## [GIVEN REQUEST]
Every line of the records below should be restated exactly.

## [EXTRACTED INFORMATION]

====================

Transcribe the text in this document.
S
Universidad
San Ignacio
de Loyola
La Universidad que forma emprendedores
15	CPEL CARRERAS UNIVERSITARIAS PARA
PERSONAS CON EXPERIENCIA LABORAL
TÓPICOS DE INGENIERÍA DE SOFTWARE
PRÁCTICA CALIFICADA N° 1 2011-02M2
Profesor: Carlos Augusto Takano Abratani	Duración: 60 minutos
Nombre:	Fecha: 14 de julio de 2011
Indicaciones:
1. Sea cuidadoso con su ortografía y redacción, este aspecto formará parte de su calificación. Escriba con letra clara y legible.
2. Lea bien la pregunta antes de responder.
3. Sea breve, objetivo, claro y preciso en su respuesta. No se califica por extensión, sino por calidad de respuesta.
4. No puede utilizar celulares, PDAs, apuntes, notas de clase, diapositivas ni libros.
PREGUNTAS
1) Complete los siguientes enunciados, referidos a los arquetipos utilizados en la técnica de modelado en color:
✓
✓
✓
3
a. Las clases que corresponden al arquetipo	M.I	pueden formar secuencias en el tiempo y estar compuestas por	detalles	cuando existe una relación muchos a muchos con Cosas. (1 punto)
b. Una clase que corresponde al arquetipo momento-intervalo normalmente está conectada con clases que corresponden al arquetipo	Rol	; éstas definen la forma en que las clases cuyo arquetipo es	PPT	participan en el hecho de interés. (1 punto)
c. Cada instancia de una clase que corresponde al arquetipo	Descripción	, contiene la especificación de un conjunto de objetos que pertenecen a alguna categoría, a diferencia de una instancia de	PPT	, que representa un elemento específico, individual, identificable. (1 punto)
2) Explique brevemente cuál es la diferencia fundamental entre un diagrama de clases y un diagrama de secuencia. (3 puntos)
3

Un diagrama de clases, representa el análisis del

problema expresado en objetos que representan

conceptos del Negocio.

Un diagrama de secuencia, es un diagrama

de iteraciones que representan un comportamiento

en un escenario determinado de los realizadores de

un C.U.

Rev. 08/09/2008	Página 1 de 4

====================

## [PROBLEM SOLUTION]
Transcribe the text in this document.
S
Universidad
San Ignacio
de Loyola
La Universidad que forma emprendedores
15	CPEL CARRERAS UNIVERSITARIAS PARA
PERSONAS CON EXPERIENCIA LABORAL
TÓPICOS DE INGENIERÍA DE SOFTWARE
PRÁCTICA CALIFICADA N° 1 2011-02M2
Profesor: Carlos Augusto Takano Abratani	Duración: 60 minutos
Nombre:	Fecha: 14 de julio de 2011
Indicaciones:
1. Sea cuidadoso con su ortografía y redacción, este aspecto formará parte de su calificación. Escriba con letra clara y legible.
2. Lea bien la pregunta antes de responder.
3. Sea breve, objetivo, claro y preciso en su respuesta. No se califica por extensión, sino por calidad de respuesta.
4. No puede utilizar celulares, PDAs, apuntes, notas de clase, diapositivas ni libros.
PREGUNTAS
1) Complete los siguientes enunciados, referidos a los arquetipos utilizados en la técnica de modelado en color:
✓
✓
✓
3
a. Las clases que corresponden al arquetipo	M.I	pueden formar secuencias en el tiempo y estar compuestas por	detalles	cuando existe una relación muchos a muchos con Cosas. (1 punto)
b. Una clase que corresponde al arquetipo momento-intervalo normalmente está conectada con clases que corresponden al arquetipo	Rol	; éstas definen la forma en que las clases cuyo arquetipo es	PPT	participan en el hecho de interés. (1 punto)
c. Cada instancia de una clase que corresponde al arquetipo	Descripción	, contiene la especificación de un conjunto de objetos que pertenecen a alguna categoría, a diferencia de una instancia de	PPT	, que representa un elemento específico, individual, identificable. (1 punto)
2) Explique brevemente cuál es la diferencia fundamental entre un diagrama de clases y un diagrama de secuencia. (3 puntos)
3

Un diagrama de clases, representa el análisis del

problema expresado en objetos que representan

conceptos del Negocio.

Un diagrama de secuencia, es un diagrama

de iteraciones que representan un comportamiento

en un escenario determinado de los realizadores de

un C.U.

Rev. 08/09/2008	Página 1 de 4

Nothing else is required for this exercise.